— Set task —
Transcribe all the entries word for word, omitting any pictures they contain.

--- START OF Records for the exercise ---

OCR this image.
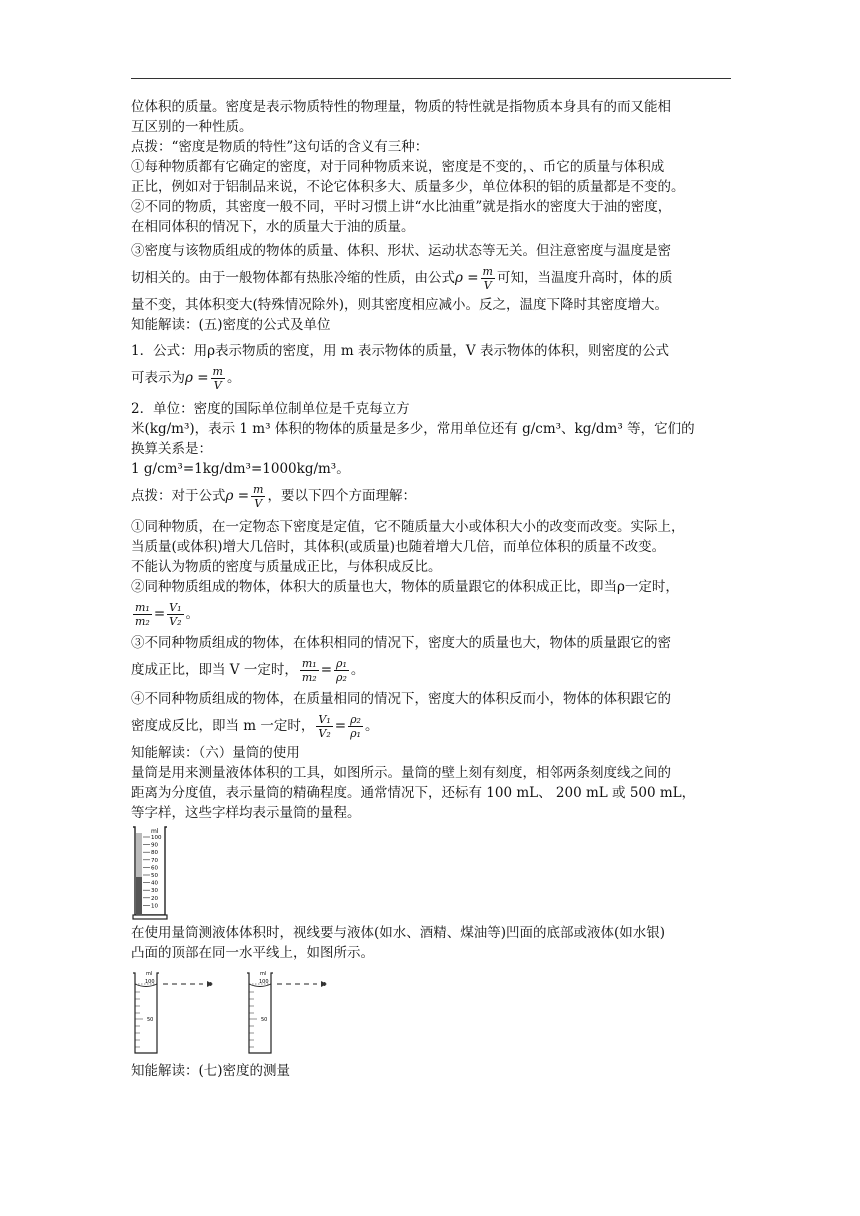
位体积的质量。密度是表示物质特性的物理量，物质的特性就是指物质本身具有的而又能相

互区别的一种性质。

点拨：“密度是物质的特性”这句话的含义有三种：

①每种物质都有它确定的密度，对于同种物质来说，密度是不变的，、币它的质量与体积成

正比，例如对于铝制品来说，不论它体积多大、质量多少，单位体积的铝的质量都是不变的。

②不同的物质，其密度一般不同，平时习惯上讲“水比油重”就是指水的密度大于油的密度，

在相同体积的情况下，水的质量大于油的质量。

③密度与该物质组成的物体的质量、体积、形状、运动状态等无关。但注意密度与温度是密

切相关的。由于一般物体都有热胀冷缩的性质，由公式$\rho = \frac{m}{V}$ 可知，当温度升高时，体的质

量不变，其体积变大(特殊情况除外)，则其密度相应减小。反之，温度下降时其密度增大。

知能解读：(五)密度的公式及单位

1．公式：用ρ表示物质的密度，用 m 表示物体的质量，V 表示物体的体积，则密度的公式

可表示为$\rho = \frac{m}{V}$ 。

2．单位：密度的国际单位制单位是千克每立方

米(kg/m³)，表示 1 m³ 体积的物体的质量是多少，常用单位还有 g/cm³、kg/dm³ 等，它们的

换算关系是：

1 g/cm³=1kg/dm³=1000kg/m³。

点拨：对于公式$\rho = \frac{m}{V}$ ，要以下四个方面理解：

①同种物质，在一定物态下密度是定值，它不随质量大小或体积大小的改变而改变。实际上，

当质量(或体积)增大几倍时，其体积(或质量)也随着增大几倍，而单位体积的质量不改变。

不能认为物质的密度与质量成正比，与体积成反比。

②同种物质组成的物体，体积大的质量也大，物体的质量跟它的体积成正比，即当ρ一定时，

$\frac{\text{m₁}}{\text{m₂}} = \frac{\text{V₁}}{\text{V₂}}$ 。

③不同种物质组成的物体，在体积相同的情况下，密度大的质量也大，物体的质量跟它的密

度成正比，即当 V 一定时， $\frac{\text{m₁}}{\text{m₂}} = \frac{\text{ρ₁}}{\text{ρ₂}}$ 。

④不同种物质组成的物体，在质量相同的情况下，密度大的体积反而小，物体的体积跟它的

密度成反比，即当 m 一定时， $\frac{\text{V₁}}{\text{V₂}} = \frac{\text{ρ₂}}{\text{ρ₁}}$ 。

知能解读：（六）量筒的使用

量筒是用来测量液体体积的工具，如图所示。量筒的壁上刻有刻度，相邻两条刻度线之间的

距离为分度值，表示量筒的精确程度。通常情况下，还标有 100 mL、 200 mL 或 500 mL，

等字样，这些字样均表示量筒的量程。

ml
100
90
80
70
60
50
40
30
20
10

在使用量筒测液体体积时，视线要与液体(如水、酒精、煤油等)凹面的底部或液体(如水银)

凸面的顶部在同一水平线上，如图所示。

ml
100
50
ml
100
50

知能解读：(七)密度的测量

--- END OF Records for the exercise ---

— Task result —
OCR this image.
位体积的质量。密度是表示物质特性的物理量，物质的特性就是指物质本身具有的而又能相

互区别的一种性质。

点拨：“密度是物质的特性”这句话的含义有三种：

①每种物质都有它确定的密度，对于同种物质来说，密度是不变的，、币它的质量与体积成

正比，例如对于铝制品来说，不论它体积多大、质量多少，单位体积的铝的质量都是不变的。

②不同的物质，其密度一般不同，平时习惯上讲“水比油重”就是指水的密度大于油的密度，

在相同体积的情况下，水的质量大于油的质量。

③密度与该物质组成的物体的质量、体积、形状、运动状态等无关。但注意密度与温度是密

切相关的。由于一般物体都有热胀冷缩的性质，由公式$\rho = \frac{m}{V}$ 可知，当温度升高时，体的质

量不变，其体积变大(特殊情况除外)，则其密度相应减小。反之，温度下降时其密度增大。

知能解读：(五)密度的公式及单位

1．公式：用ρ表示物质的密度，用 m 表示物体的质量，V 表示物体的体积，则密度的公式

可表示为$\rho = \frac{m}{V}$ 。

2．单位：密度的国际单位制单位是千克每立方

米(kg/m³)，表示 1 m³ 体积的物体的质量是多少，常用单位还有 g/cm³、kg/dm³ 等，它们的

换算关系是：

1 g/cm³=1kg/dm³=1000kg/m³。

点拨：对于公式$\rho = \frac{m}{V}$ ，要以下四个方面理解：

①同种物质，在一定物态下密度是定值，它不随质量大小或体积大小的改变而改变。实际上，

当质量(或体积)增大几倍时，其体积(或质量)也随着增大几倍，而单位体积的质量不改变。

不能认为物质的密度与质量成正比，与体积成反比。

②同种物质组成的物体，体积大的质量也大，物体的质量跟它的体积成正比，即当ρ一定时，

$\frac{\text{m₁}}{\text{m₂}} = \frac{\text{V₁}}{\text{V₂}}$ 。

③不同种物质组成的物体，在体积相同的情况下，密度大的质量也大，物体的质量跟它的密

度成正比，即当 V 一定时， $\frac{\text{m₁}}{\text{m₂}} = \frac{\text{ρ₁}}{\text{ρ₂}}$ 。

④不同种物质组成的物体，在质量相同的情况下，密度大的体积反而小，物体的体积跟它的

密度成反比，即当 m 一定时， $\frac{\text{V₁}}{\text{V₂}} = \frac{\text{ρ₂}}{\text{ρ₁}}$ 。

知能解读：（六）量筒的使用

量筒是用来测量液体体积的工具，如图所示。量筒的壁上刻有刻度，相邻两条刻度线之间的

距离为分度值，表示量筒的精确程度。通常情况下，还标有 100 mL、 200 mL 或 500 mL，

等字样，这些字样均表示量筒的量程。

ml
100
90
80
70
60
50
40
30
20
10

在使用量筒测液体体积时，视线要与液体(如水、酒精、煤油等)凹面的底部或液体(如水银)

凸面的顶部在同一水平线上，如图所示。

ml
100
50
ml
100
50

知能解读：(七)密度的测量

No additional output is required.